Requirements:
Check every line of the entries for "peace", and copy the lines that hold it.

Record list:
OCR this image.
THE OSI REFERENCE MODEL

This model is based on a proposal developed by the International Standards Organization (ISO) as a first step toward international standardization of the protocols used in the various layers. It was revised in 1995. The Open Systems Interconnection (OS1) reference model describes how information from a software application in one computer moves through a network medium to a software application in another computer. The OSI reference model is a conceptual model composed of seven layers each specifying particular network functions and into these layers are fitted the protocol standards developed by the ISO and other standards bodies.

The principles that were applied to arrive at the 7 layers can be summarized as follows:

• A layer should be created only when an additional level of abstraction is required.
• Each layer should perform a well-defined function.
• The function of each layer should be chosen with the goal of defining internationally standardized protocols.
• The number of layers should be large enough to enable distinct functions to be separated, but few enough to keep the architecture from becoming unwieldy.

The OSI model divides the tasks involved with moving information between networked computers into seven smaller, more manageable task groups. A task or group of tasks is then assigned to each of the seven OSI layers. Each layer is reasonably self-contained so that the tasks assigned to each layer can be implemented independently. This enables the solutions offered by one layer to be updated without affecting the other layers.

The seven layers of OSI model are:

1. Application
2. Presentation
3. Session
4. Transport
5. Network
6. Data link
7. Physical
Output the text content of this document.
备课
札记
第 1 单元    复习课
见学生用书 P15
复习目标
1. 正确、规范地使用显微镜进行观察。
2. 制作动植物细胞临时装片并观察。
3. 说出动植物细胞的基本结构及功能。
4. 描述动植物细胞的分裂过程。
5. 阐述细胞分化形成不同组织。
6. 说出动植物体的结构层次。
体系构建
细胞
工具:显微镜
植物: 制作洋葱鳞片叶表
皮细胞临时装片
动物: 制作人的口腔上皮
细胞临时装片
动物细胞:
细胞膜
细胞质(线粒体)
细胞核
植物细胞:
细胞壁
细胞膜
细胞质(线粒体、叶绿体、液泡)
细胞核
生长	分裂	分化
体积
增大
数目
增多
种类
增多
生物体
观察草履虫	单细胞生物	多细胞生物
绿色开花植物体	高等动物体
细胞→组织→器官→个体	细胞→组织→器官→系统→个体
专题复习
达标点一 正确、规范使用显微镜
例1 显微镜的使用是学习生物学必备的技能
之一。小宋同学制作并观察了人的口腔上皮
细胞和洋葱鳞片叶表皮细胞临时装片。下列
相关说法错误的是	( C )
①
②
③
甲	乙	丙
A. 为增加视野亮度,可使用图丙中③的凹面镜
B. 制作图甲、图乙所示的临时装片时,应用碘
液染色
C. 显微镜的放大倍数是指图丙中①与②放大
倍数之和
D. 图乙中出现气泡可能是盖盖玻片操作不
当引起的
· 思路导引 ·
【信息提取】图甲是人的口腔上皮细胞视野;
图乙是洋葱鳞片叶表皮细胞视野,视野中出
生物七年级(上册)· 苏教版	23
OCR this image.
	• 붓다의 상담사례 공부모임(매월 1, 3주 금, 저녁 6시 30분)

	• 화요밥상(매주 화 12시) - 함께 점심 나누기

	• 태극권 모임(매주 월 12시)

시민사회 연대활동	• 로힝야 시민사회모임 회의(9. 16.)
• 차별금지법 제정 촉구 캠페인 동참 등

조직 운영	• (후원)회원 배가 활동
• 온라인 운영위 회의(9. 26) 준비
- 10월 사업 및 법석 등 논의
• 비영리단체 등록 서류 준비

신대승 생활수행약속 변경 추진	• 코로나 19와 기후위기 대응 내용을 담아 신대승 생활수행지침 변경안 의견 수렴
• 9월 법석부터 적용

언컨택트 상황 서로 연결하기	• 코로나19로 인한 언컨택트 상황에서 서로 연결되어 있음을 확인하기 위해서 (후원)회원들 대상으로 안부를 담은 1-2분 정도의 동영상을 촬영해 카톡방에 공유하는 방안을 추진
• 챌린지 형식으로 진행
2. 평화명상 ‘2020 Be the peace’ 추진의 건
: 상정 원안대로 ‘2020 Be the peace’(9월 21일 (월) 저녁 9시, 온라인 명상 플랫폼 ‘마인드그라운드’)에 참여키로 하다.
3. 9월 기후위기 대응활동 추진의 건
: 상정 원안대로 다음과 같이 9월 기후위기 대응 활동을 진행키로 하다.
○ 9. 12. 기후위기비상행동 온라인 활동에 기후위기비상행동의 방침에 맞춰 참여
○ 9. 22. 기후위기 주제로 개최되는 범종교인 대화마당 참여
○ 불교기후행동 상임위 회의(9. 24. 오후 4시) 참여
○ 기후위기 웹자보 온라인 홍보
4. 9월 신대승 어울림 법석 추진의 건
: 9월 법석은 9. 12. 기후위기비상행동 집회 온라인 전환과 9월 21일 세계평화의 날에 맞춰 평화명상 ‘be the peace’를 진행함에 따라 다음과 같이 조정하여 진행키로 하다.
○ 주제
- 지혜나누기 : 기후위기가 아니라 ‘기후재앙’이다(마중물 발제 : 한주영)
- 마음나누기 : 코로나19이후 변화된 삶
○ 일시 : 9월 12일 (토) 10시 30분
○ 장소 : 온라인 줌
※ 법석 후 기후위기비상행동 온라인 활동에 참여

Final result:
2. 평화명상 ‘2020 Be the peace’ 추진의 건
: 상정 원안대로 ‘2020 Be the peace’(9월 21일 (월) 저녁 9시, 온라인 명상 플랫폼 ‘마인드그라운드’)에 참여키로 하다.
: 9월 법석은 9. 12. 기후위기비상행동 집회 온라인 전환과 9월 21일 세계평화의 날에 맞춰 평화명상 ‘be the peace’를 진행함에 따라 다음과 같이 조정하여 진행키로 하다.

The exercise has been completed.